--- ARTICLE ---
- - - - -

AI evaluation startup Braintrust confirms breach, tells every customer to rotate sensitive keys

Source: AppOriginal source

TL;DR: Braintrust instructed every customer to rotate API keys after detecting unauthorized access to an AWS account that stored those credentials. The company says the incident is contained and no customer data has been confirmed compromised.

Context Braintrust provides a platform for monitoring AI models and raised $80 million in a Series B round that valued it at $800 million. On Monday it emailed customers about an “unauthorized access” incident in one of its AWS cloud accounts, which contained API keys used to call external AI models. The firm disclosed the incident on its website Tuesday, noting the compromised account had been locked down, related systems audited, and internal secrets rotated.

- - - - -

[Annotated element entries]
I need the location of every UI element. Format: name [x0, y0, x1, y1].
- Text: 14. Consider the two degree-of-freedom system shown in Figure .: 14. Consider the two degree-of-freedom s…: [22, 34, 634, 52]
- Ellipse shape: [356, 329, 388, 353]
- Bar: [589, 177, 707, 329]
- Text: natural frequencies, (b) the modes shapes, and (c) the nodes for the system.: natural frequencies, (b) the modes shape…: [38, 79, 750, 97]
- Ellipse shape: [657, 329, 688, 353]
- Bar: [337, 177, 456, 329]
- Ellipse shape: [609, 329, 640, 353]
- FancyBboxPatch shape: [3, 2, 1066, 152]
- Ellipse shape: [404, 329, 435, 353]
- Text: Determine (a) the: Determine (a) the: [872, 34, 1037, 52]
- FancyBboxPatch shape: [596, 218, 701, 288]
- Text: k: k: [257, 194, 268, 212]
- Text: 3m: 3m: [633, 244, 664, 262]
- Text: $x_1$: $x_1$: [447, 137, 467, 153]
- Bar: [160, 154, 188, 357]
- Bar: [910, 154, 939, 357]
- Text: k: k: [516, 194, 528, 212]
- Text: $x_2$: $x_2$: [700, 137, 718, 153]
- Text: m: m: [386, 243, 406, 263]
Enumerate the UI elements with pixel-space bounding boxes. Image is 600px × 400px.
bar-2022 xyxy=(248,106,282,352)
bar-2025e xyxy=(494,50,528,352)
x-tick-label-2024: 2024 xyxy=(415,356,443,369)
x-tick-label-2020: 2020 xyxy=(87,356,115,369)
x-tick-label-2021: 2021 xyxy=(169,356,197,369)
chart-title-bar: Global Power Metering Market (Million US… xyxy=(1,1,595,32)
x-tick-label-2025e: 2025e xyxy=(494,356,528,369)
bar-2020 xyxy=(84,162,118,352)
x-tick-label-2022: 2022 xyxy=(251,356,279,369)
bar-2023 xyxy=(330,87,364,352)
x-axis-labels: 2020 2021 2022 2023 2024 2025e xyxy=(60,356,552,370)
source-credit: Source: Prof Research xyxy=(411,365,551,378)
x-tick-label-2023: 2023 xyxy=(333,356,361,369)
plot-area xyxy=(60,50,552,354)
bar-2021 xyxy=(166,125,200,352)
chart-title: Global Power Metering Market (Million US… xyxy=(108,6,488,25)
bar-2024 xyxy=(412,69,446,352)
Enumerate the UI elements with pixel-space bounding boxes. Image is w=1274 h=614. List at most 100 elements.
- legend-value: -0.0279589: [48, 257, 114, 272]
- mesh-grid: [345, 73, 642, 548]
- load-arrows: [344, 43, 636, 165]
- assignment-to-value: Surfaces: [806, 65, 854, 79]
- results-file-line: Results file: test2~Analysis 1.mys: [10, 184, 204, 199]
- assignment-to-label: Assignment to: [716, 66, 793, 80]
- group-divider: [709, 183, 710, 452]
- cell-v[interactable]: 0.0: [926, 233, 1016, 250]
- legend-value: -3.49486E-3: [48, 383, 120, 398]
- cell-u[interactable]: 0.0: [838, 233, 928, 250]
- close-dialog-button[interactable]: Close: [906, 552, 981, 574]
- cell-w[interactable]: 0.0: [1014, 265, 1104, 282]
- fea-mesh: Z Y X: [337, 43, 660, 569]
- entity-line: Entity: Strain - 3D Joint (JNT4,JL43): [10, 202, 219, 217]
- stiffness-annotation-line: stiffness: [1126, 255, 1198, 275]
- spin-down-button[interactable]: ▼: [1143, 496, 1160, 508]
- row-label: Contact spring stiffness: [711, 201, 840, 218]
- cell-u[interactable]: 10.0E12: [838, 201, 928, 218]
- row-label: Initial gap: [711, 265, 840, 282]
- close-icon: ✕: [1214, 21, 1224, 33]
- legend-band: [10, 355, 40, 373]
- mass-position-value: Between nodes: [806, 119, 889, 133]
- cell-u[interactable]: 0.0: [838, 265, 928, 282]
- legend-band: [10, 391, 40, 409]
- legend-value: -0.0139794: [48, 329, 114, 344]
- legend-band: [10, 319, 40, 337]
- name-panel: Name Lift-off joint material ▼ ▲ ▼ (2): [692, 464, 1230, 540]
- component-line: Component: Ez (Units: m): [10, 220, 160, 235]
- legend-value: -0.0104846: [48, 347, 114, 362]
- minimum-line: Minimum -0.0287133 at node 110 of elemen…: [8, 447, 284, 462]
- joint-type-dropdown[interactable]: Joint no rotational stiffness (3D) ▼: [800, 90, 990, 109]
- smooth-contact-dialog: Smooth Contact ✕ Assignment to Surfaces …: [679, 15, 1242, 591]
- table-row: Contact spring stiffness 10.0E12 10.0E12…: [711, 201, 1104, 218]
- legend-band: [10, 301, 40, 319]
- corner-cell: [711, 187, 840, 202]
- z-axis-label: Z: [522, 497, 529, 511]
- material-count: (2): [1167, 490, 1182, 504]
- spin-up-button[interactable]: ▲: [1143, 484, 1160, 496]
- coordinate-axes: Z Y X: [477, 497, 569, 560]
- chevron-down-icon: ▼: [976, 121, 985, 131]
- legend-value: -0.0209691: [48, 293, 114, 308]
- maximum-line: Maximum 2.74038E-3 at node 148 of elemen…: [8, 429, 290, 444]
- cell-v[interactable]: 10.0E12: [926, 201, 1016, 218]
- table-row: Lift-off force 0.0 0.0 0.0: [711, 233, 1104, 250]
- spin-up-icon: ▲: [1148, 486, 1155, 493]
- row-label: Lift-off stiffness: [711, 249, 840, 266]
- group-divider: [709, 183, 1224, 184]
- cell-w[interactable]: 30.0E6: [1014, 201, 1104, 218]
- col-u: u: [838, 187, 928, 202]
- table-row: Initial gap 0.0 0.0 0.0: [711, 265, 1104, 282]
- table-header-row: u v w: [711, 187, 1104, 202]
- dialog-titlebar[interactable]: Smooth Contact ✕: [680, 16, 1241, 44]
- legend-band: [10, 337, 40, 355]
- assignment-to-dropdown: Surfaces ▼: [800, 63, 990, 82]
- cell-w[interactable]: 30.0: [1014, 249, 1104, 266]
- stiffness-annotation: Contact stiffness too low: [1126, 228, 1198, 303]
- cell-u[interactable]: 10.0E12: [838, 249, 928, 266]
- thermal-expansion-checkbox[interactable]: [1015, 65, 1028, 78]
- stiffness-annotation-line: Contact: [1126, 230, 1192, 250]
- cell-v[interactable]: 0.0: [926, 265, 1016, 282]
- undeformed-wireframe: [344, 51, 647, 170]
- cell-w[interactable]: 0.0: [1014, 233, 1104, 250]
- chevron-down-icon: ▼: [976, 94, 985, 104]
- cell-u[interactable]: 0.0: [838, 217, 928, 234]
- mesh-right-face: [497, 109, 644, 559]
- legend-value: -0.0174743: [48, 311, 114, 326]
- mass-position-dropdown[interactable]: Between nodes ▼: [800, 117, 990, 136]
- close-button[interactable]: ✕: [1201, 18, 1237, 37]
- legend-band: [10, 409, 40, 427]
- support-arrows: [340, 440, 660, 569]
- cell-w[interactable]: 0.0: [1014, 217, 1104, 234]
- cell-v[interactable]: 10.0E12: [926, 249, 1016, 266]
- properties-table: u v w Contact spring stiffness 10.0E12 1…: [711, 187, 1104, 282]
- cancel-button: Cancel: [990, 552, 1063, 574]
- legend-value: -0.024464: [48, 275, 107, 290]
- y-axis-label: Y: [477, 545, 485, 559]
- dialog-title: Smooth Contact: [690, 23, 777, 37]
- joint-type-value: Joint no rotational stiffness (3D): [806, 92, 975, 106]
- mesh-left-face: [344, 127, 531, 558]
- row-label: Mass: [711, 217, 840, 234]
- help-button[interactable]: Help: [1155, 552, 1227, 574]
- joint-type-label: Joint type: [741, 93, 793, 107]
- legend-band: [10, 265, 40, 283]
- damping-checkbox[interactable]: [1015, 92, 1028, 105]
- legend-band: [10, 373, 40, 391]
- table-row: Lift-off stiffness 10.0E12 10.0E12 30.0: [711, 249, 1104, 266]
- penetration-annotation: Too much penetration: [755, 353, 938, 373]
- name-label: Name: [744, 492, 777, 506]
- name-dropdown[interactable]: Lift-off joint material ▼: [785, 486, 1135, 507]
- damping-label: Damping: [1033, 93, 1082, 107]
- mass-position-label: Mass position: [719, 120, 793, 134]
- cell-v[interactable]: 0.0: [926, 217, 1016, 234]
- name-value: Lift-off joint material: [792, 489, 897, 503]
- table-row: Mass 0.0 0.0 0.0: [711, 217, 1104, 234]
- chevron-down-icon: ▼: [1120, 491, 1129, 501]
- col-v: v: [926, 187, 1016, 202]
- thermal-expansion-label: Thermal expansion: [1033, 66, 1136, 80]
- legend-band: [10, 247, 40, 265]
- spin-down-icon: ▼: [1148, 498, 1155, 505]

- - - - -

--- SHORT PROBLEM 1 ---
According to the article about the Braintrust breach, how much did Braintrust raise in its Series B round?
--- SHORT PROBLEM 2 ---
Duplicate everything in the Braintrust breach article from "Context Braintrust provides" down to "internal secrets rotated.".
--- SHORT PROBLEM 3 ---
Please pick up the article about the Braintrust breach after its final sentence and keep writing.
The entries have nothing to do with the article about the Braintrust breach.

--- EXPECTED ANSWER 1 ---
$80 million.

--- EXPECTED ANSWER 2 ---
Context Braintrust provides a platform for monitoring AI models and raised $80 million in a Series B round that valued it at $800 million. On Monday it emailed customers about an “unauthorized access” incident in one of its AWS cloud accounts, which contained API keys used to call external AI models. The firm disclosed the incident on its website Tuesday, noting the compromised account had been locked down, related systems audited, and internal secrets rotated.

--- EXPECTED ANSWER 3 ---
Key Facts - Braintrust confirmed unauthorized access to a single AWS account holding customer API keys. - The email directed every customer to rotate any API keys stored with Braintrust. - Spokesperson Martin Bergman said the notice was sent out of caution; a security incident was confirmed but no evidence of a breach has been found. - The cause is under investigation; the company has communicated with one impacted customer and sees no broader exposure so far.

What It Means Security teams should treat API keys as high‑value credentials and rotate them immediately when a provider reports possible exposure. Enable multi‑factor authentication on all cloud accounts, enforce least‑privilege IAM policies, and monitor for anomalous API usage using CloudTrail or similar logging. Detect credential theft attempts with MITRE ATT&CK techniques T1078 (Valid Accounts) and T1552.001 (Credentials in Files). Use a secrets manager to avoid hard‑coding keys and apply automated rotation policies. Defenders should also review third‑party access logs for signs of lateral movement or data exfiltration.

Watch for Braintrust’s investigation results, any updated guidance for customers, and whether regulators or partners request further disclosure of the incident.